►

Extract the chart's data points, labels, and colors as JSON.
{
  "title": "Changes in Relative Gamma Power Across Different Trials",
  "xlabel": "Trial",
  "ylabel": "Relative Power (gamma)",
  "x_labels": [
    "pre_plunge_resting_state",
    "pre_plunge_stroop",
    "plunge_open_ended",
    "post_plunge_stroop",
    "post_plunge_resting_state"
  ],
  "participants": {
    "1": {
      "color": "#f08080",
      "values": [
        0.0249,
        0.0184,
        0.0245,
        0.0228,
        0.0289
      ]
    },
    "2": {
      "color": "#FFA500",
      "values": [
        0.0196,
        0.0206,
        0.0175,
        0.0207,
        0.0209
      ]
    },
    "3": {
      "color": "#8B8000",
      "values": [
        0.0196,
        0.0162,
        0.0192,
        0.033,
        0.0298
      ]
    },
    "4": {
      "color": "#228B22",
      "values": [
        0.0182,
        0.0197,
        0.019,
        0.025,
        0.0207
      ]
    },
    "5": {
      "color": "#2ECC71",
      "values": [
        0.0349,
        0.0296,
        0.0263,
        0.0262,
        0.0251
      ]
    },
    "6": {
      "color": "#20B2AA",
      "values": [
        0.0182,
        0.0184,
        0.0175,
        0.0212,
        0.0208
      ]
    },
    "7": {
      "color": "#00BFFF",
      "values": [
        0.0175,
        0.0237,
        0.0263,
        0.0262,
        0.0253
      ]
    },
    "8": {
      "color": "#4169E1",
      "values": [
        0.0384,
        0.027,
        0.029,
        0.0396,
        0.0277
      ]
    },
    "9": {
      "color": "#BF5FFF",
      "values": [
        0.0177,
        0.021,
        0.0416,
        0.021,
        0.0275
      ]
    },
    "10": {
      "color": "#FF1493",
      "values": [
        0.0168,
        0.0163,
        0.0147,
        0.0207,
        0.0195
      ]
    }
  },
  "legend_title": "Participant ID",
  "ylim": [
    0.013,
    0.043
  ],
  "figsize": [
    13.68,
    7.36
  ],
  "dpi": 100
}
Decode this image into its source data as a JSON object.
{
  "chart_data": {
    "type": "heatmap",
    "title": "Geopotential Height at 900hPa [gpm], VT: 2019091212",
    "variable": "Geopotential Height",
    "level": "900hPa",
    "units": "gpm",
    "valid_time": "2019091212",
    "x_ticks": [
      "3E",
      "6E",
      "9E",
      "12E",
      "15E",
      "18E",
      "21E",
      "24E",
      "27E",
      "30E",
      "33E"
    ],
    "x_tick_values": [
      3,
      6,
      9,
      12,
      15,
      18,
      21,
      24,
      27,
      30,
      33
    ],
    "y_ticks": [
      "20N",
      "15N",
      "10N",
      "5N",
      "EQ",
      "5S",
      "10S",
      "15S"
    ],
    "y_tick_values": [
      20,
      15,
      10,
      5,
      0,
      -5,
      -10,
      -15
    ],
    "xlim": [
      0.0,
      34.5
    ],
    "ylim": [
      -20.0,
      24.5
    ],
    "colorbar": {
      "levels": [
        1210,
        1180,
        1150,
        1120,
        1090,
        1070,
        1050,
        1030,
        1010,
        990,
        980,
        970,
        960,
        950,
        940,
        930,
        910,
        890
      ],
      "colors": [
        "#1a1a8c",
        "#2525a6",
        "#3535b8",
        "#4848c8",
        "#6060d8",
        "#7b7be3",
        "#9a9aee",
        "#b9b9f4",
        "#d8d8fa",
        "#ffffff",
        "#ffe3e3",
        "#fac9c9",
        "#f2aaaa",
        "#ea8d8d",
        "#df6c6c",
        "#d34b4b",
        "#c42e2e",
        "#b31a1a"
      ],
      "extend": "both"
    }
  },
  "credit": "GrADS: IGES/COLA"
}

◄

» **Exercise task**: Retype each record exactly, leaving nothing out.

» **Solution to this exercise**:
Extract the chart's data points, labels, and colors as JSON.
{
  "title": "Changes in Relative Gamma Power Across Different Trials",
  "xlabel": "Trial",
  "ylabel": "Relative Power (gamma)",
  "x_labels": [
    "pre_plunge_resting_state",
    "pre_plunge_stroop",
    "plunge_open_ended",
    "post_plunge_stroop",
    "post_plunge_resting_state"
  ],
  "participants": {
    "1": {
      "color": "#f08080",
      "values": [
        0.0249,
        0.0184,
        0.0245,
        0.0228,
        0.0289
      ]
    },
    "2": {
      "color": "#FFA500",
      "values": [
        0.0196,
        0.0206,
        0.0175,
        0.0207,
        0.0209
      ]
    },
    "3": {
      "color": "#8B8000",
      "values": [
        0.0196,
        0.0162,
        0.0192,
        0.033,
        0.0298
      ]
    },
    "4": {
      "color": "#228B22",
      "values": [
        0.0182,
        0.0197,
        0.019,
        0.025,
        0.0207
      ]
    },
    "5": {
      "color": "#2ECC71",
      "values": [
        0.0349,
        0.0296,
        0.0263,
        0.0262,
        0.0251
      ]
    },
    "6": {
      "color": "#20B2AA",
      "values": [
        0.0182,
        0.0184,
        0.0175,
        0.0212,
        0.0208
      ]
    },
    "7": {
      "color": "#00BFFF",
      "values": [
        0.0175,
        0.0237,
        0.0263,
        0.0262,
        0.0253
      ]
    },
    "8": {
      "color": "#4169E1",
      "values": [
        0.0384,
        0.027,
        0.029,
        0.0396,
        0.0277
      ]
    },
    "9": {
      "color": "#BF5FFF",
      "values": [
        0.0177,
        0.021,
        0.0416,
        0.021,
        0.0275
      ]
    },
    "10": {
      "color": "#FF1493",
      "values": [
        0.0168,
        0.0163,
        0.0147,
        0.0207,
        0.0195
      ]
    }
  },
  "legend_title": "Participant ID",
  "ylim": [
    0.013,
    0.043
  ],
  "figsize": [
    13.68,
    7.36
  ],
  "dpi": 100
}
Decode this image into its source data as a JSON object.
{
  "chart_data": {
    "type": "heatmap",
    "title": "Geopotential Height at 900hPa [gpm], VT: 2019091212",
    "variable": "Geopotential Height",
    "level": "900hPa",
    "units": "gpm",
    "valid_time": "2019091212",
    "x_ticks": [
      "3E",
      "6E",
      "9E",
      "12E",
      "15E",
      "18E",
      "21E",
      "24E",
      "27E",
      "30E",
      "33E"
    ],
    "x_tick_values": [
      3,
      6,
      9,
      12,
      15,
      18,
      21,
      24,
      27,
      30,
      33
    ],
    "y_ticks": [
      "20N",
      "15N",
      "10N",
      "5N",
      "EQ",
      "5S",
      "10S",
      "15S"
    ],
    "y_tick_values": [
      20,
      15,
      10,
      5,
      0,
      -5,
      -10,
      -15
    ],
    "xlim": [
      0.0,
      34.5
    ],
    "ylim": [
      -20.0,
      24.5
    ],
    "colorbar": {
      "levels": [
        1210,
        1180,
        1150,
        1120,
        1090,
        1070,
        1050,
        1030,
        1010,
        990,
        980,
        970,
        960,
        950,
        940,
        930,
        910,
        890
      ],
      "colors": [
        "#1a1a8c",
        "#2525a6",
        "#3535b8",
        "#4848c8",
        "#6060d8",
        "#7b7be3",
        "#9a9aee",
        "#b9b9f4",
        "#d8d8fa",
        "#ffffff",
        "#ffe3e3",
        "#fac9c9",
        "#f2aaaa",
        "#ea8d8d",
        "#df6c6c",
        "#d34b4b",
        "#c42e2e",
        "#b31a1a"
      ],
      "extend": "both"
    }
  },
  "credit": "GrADS: IGES/COLA"
}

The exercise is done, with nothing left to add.